* [Instructions to follow]:
The records should be repeated word for word, pictures excluded.

[Data records]

------------------------

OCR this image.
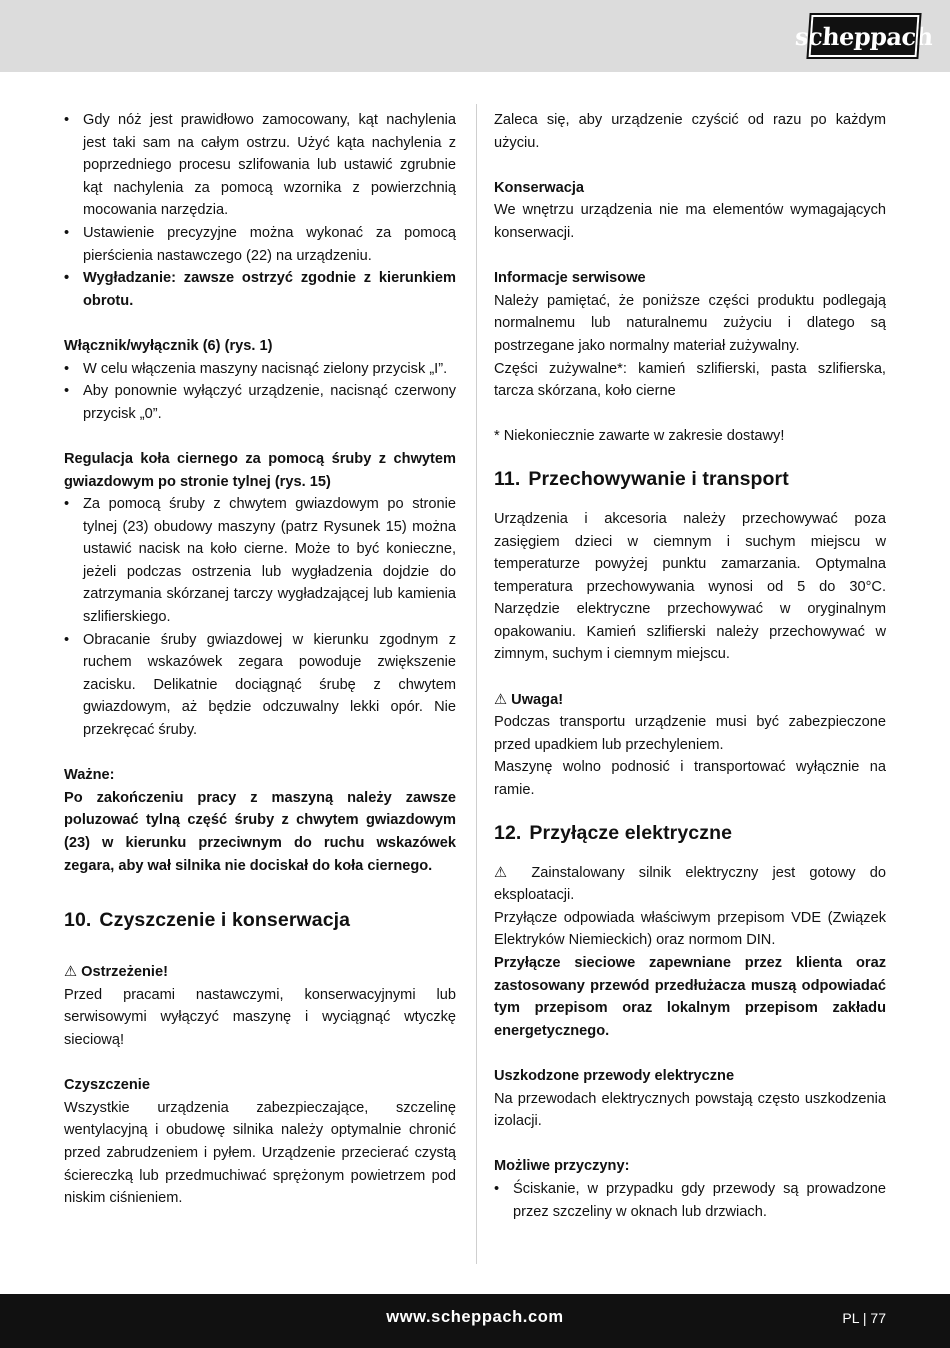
scheppach
• Gdy nóż jest prawidłowo zamocowany, kąt nachylenia jest taki sam na całym ostrzu. Użyć kąta nachylenia z poprzedniego procesu szlifowania lub ustawić zgrubnie kąt nachylenia za pomocą wzornika z powierzchnią mocowania narzędzia.
• Ustawienie precyzyjne można wykonać za pomocą pierścienia nastawczego (22) na urządzeniu.
• Wygładzanie: zawsze ostrzyć zgodnie z kierunkiem obrotu.

Włącznik/wyłącznik (6) (rys. 1)

• W celu włączenia maszyny nacisnąć zielony przycisk „I”.
• Aby ponownie wyłączyć urządzenie, nacisnąć czerwony przycisk „0”.

Regulacja koła ciernego za pomocą śruby z chwytem gwiazdowym po stronie tylnej (rys. 15)

• Za pomocą śruby z chwytem gwiazdowym po stronie tylnej (23) obudowy maszyny (patrz Rysunek 15) można ustawić nacisk na koło cierne. Może to być konieczne, jeżeli podczas ostrzenia lub wygładzenia dojdzie do zatrzymania skórzanej tarczy wygładzającej lub kamienia szlifierskiego.
• Obracanie śruby gwiazdowej w kierunku zgodnym z ruchem wskazówek zegara powoduje zwiększenie zacisku. Delikatnie dociągnąć śrubę z chwytem gwiazdowym, aż będzie odczuwalny lekki opór. Nie przekręcać śruby.

Ważne:

Po zakończeniu pracy z maszyną należy zawsze poluzować tylną część śruby z chwytem gwiazdowym (23) w kierunku przeciwnym do ruchu wskazówek zegara, aby wał silnika nie dociskał do koła ciernego.

10. Czyszczenie i konserwacja

⚠ Ostrzeżenie!

Przed pracami nastawczymi, konserwacyjnymi lub serwisowymi wyłączyć maszynę i wyciągnąć wtyczkę sieciową!

Czyszczenie

Wszystkie urządzenia zabezpieczające, szczelinę wentylacyjną i obudowę silnika należy optymalnie chronić przed zabrudzeniem i pyłem. Urządzenie przecierać czystą ściereczką lub przedmuchiwać sprężonym powietrzem pod niskim ciśnieniem.

Zaleca się, aby urządzenie czyścić od razu po każdym użyciu.

Konserwacja

We wnętrzu urządzenia nie ma elementów wymagających konserwacji.

Informacje serwisowe

Należy pamiętać, że poniższe części produktu podlegają normalnemu lub naturalnemu zużyciu i dlatego są postrzegane jako normalny materiał zużywalny.

Części zużywalne*: kamień szlifierski, pasta szlifierska, tarcza skórzana, koło cierne

* Niekoniecznie zawarte w zakresie dostawy!

11. Przechowywanie i transport

Urządzenia i akcesoria należy przechowywać poza zasięgiem dzieci w ciemnym i suchym miejscu w temperaturze powyżej punktu zamarzania. Optymalna temperatura przechowywania wynosi od 5 do 30°C. Narzędzie elektryczne przechowywać w oryginalnym opakowaniu. Kamień szlifierski należy przechowywać w zimnym, suchym i ciemnym miejscu.

⚠ Uwaga!

Podczas transportu urządzenie musi być zabezpieczone przed upadkiem lub przechyleniem.

Maszynę wolno podnosić i transportować wyłącznie na ramie.

12. Przyłącze elektryczne

⚠ Zainstalowany silnik elektryczny jest gotowy do eksploatacji.

Przyłącze odpowiada właściwym przepisom VDE (Związek Elektryków Niemieckich) oraz normom DIN.

Przyłącze sieciowe zapewniane przez klienta oraz zastosowany przewód przedłużacza muszą odpowiadać tym przepisom oraz lokalnym przepisom zakładu energetycznego.

Uszkodzone przewody elektryczne

Na przewodach elektrycznych powstają często uszkodzenia izolacji.

Możliwe przyczyny:

• Ściskanie, w przypadku gdy przewody są prowadzone przez szczeliny w oknach lub drzwiach.
www.scheppach.com	PL | 77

------------------------

* [Solution]:
OCR this image.
scheppach
• Gdy nóż jest prawidłowo zamocowany, kąt nachylenia jest taki sam na całym ostrzu. Użyć kąta nachylenia z poprzedniego procesu szlifowania lub ustawić zgrubnie kąt nachylenia za pomocą wzornika z powierzchnią mocowania narzędzia.
• Ustawienie precyzyjne można wykonać za pomocą pierścienia nastawczego (22) na urządzeniu.
• Wygładzanie: zawsze ostrzyć zgodnie z kierunkiem obrotu.

Włącznik/wyłącznik (6) (rys. 1)

• W celu włączenia maszyny nacisnąć zielony przycisk „I”.
• Aby ponownie wyłączyć urządzenie, nacisnąć czerwony przycisk „0”.

Regulacja koła ciernego za pomocą śruby z chwytem gwiazdowym po stronie tylnej (rys. 15)

• Za pomocą śruby z chwytem gwiazdowym po stronie tylnej (23) obudowy maszyny (patrz Rysunek 15) można ustawić nacisk na koło cierne. Może to być konieczne, jeżeli podczas ostrzenia lub wygładzenia dojdzie do zatrzymania skórzanej tarczy wygładzającej lub kamienia szlifierskiego.
• Obracanie śruby gwiazdowej w kierunku zgodnym z ruchem wskazówek zegara powoduje zwiększenie zacisku. Delikatnie dociągnąć śrubę z chwytem gwiazdowym, aż będzie odczuwalny lekki opór. Nie przekręcać śruby.

Ważne:

Po zakończeniu pracy z maszyną należy zawsze poluzować tylną część śruby z chwytem gwiazdowym (23) w kierunku przeciwnym do ruchu wskazówek zegara, aby wał silnika nie dociskał do koła ciernego.

10. Czyszczenie i konserwacja

⚠ Ostrzeżenie!

Przed pracami nastawczymi, konserwacyjnymi lub serwisowymi wyłączyć maszynę i wyciągnąć wtyczkę sieciową!

Czyszczenie

Wszystkie urządzenia zabezpieczające, szczelinę wentylacyjną i obudowę silnika należy optymalnie chronić przed zabrudzeniem i pyłem. Urządzenie przecierać czystą ściereczką lub przedmuchiwać sprężonym powietrzem pod niskim ciśnieniem.

Zaleca się, aby urządzenie czyścić od razu po każdym użyciu.

Konserwacja

We wnętrzu urządzenia nie ma elementów wymagających konserwacji.

Informacje serwisowe

Należy pamiętać, że poniższe części produktu podlegają normalnemu lub naturalnemu zużyciu i dlatego są postrzegane jako normalny materiał zużywalny.

Części zużywalne*: kamień szlifierski, pasta szlifierska, tarcza skórzana, koło cierne

* Niekoniecznie zawarte w zakresie dostawy!

11. Przechowywanie i transport

Urządzenia i akcesoria należy przechowywać poza zasięgiem dzieci w ciemnym i suchym miejscu w temperaturze powyżej punktu zamarzania. Optymalna temperatura przechowywania wynosi od 5 do 30°C. Narzędzie elektryczne przechowywać w oryginalnym opakowaniu. Kamień szlifierski należy przechowywać w zimnym, suchym i ciemnym miejscu.

⚠ Uwaga!

Podczas transportu urządzenie musi być zabezpieczone przed upadkiem lub przechyleniem.

Maszynę wolno podnosić i transportować wyłącznie na ramie.

12. Przyłącze elektryczne

⚠ Zainstalowany silnik elektryczny jest gotowy do eksploatacji.

Przyłącze odpowiada właściwym przepisom VDE (Związek Elektryków Niemieckich) oraz normom DIN.

Przyłącze sieciowe zapewniane przez klienta oraz zastosowany przewód przedłużacza muszą odpowiadać tym przepisom oraz lokalnym przepisom zakładu energetycznego.

Uszkodzone przewody elektryczne

Na przewodach elektrycznych powstają często uszkodzenia izolacji.

Możliwe przyczyny:

• Ściskanie, w przypadku gdy przewody są prowadzone przez szczeliny w oknach lub drzwiach.
www.scheppach.com	PL | 77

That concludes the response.